◆ **Description of the task**: Pull every line of the entries that has the word "ΚΑΤΗΓΟΡΙΑΣ".

◆ **Task inputs**:

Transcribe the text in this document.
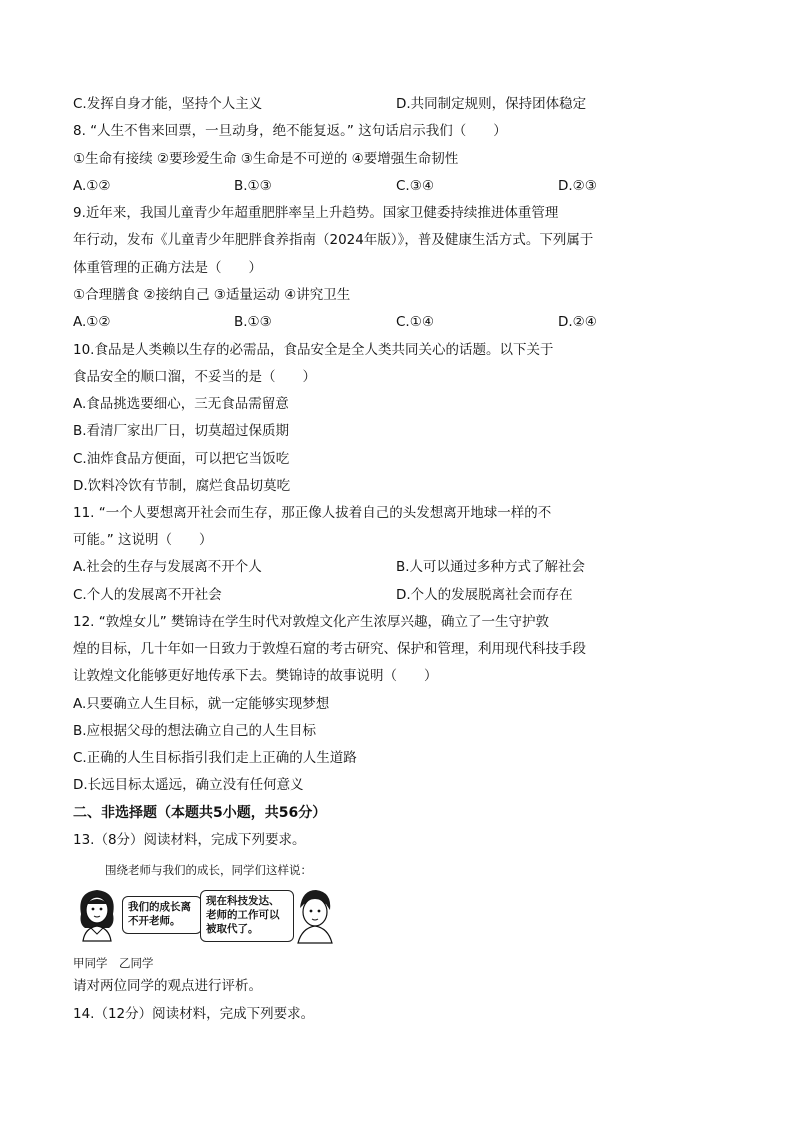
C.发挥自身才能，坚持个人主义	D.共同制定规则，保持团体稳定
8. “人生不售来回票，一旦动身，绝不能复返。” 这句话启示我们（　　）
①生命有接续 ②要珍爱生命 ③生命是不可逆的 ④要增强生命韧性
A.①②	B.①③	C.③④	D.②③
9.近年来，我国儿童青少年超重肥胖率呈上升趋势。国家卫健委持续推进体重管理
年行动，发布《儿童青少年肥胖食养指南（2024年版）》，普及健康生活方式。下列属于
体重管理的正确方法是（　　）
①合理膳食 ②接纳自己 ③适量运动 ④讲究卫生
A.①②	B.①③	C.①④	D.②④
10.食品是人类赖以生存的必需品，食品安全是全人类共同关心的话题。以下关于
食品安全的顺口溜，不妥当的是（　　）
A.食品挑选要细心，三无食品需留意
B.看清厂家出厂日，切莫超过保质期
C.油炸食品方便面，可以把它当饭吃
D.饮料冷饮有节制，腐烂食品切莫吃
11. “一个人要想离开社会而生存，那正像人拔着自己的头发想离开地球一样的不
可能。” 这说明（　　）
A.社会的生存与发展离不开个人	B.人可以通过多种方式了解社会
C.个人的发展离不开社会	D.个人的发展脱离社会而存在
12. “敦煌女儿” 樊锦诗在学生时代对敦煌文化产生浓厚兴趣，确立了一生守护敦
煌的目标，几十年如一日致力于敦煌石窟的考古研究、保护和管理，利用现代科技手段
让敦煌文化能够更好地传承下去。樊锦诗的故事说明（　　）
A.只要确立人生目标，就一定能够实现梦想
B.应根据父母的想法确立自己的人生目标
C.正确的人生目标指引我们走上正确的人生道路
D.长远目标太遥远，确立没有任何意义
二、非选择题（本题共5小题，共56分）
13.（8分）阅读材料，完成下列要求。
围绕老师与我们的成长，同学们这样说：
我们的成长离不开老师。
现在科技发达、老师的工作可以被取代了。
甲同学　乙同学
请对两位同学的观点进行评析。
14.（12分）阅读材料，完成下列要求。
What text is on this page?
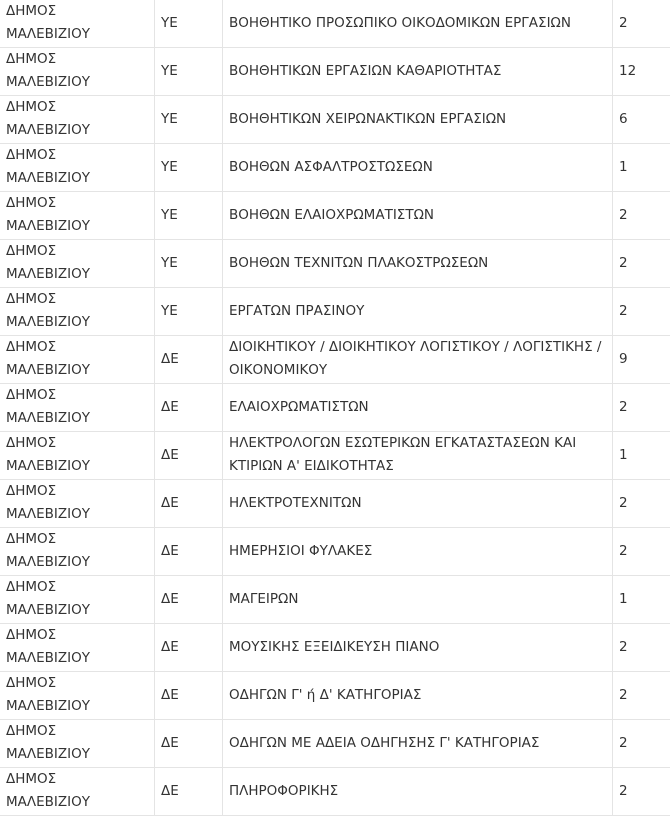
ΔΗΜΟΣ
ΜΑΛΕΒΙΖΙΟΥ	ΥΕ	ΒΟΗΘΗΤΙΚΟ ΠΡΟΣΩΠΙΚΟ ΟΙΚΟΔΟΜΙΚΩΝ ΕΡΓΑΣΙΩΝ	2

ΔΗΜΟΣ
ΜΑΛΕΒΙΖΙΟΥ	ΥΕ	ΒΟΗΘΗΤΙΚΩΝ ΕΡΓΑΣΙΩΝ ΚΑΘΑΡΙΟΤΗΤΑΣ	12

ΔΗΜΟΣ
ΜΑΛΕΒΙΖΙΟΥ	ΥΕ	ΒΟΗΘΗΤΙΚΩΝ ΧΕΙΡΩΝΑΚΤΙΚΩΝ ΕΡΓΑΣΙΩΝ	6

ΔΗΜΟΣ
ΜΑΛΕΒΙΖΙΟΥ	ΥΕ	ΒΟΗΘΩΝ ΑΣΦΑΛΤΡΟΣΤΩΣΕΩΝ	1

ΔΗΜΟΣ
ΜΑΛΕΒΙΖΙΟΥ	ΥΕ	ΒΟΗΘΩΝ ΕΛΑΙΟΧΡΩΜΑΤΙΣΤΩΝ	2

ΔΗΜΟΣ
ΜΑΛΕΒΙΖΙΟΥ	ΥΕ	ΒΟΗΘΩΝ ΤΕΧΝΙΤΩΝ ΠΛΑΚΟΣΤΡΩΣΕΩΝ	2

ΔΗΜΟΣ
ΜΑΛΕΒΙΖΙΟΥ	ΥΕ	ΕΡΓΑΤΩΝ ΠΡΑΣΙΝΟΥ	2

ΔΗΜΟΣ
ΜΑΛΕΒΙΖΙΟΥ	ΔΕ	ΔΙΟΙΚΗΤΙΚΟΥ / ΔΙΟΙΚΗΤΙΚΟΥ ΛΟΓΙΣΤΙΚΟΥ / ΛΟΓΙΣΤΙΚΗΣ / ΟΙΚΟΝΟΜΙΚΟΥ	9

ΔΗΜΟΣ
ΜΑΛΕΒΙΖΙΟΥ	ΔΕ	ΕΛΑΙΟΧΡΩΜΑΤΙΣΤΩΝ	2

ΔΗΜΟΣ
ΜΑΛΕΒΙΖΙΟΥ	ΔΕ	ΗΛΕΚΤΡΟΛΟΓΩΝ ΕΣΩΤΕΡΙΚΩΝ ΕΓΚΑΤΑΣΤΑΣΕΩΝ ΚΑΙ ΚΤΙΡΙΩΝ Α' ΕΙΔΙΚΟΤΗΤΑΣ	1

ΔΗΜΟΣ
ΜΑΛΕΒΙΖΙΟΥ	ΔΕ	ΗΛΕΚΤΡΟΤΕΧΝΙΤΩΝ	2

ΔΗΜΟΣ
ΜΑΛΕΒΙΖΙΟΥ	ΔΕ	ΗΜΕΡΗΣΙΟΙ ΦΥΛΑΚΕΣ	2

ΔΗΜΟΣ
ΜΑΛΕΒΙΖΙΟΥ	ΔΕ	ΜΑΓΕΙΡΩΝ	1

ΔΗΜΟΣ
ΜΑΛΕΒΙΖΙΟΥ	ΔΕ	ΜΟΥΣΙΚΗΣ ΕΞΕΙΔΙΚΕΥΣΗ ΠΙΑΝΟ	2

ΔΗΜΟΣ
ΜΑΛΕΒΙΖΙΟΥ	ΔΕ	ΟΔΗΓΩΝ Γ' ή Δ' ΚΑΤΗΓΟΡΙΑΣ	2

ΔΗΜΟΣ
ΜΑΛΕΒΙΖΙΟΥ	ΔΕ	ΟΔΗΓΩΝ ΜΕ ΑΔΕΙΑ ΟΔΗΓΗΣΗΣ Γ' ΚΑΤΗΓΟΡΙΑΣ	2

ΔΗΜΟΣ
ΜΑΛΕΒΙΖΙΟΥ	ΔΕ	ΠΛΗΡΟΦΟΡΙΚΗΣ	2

◆ **Completed exercise**:
ΜΑΛΕΒΙΖΙΟΥ	ΔΕ	ΟΔΗΓΩΝ Γ' ή Δ' ΚΑΤΗΓΟΡΙΑΣ	2
ΜΑΛΕΒΙΖΙΟΥ	ΔΕ	ΟΔΗΓΩΝ ΜΕ ΑΔΕΙΑ ΟΔΗΓΗΣΗΣ Γ' ΚΑΤΗΓΟΡΙΑΣ	2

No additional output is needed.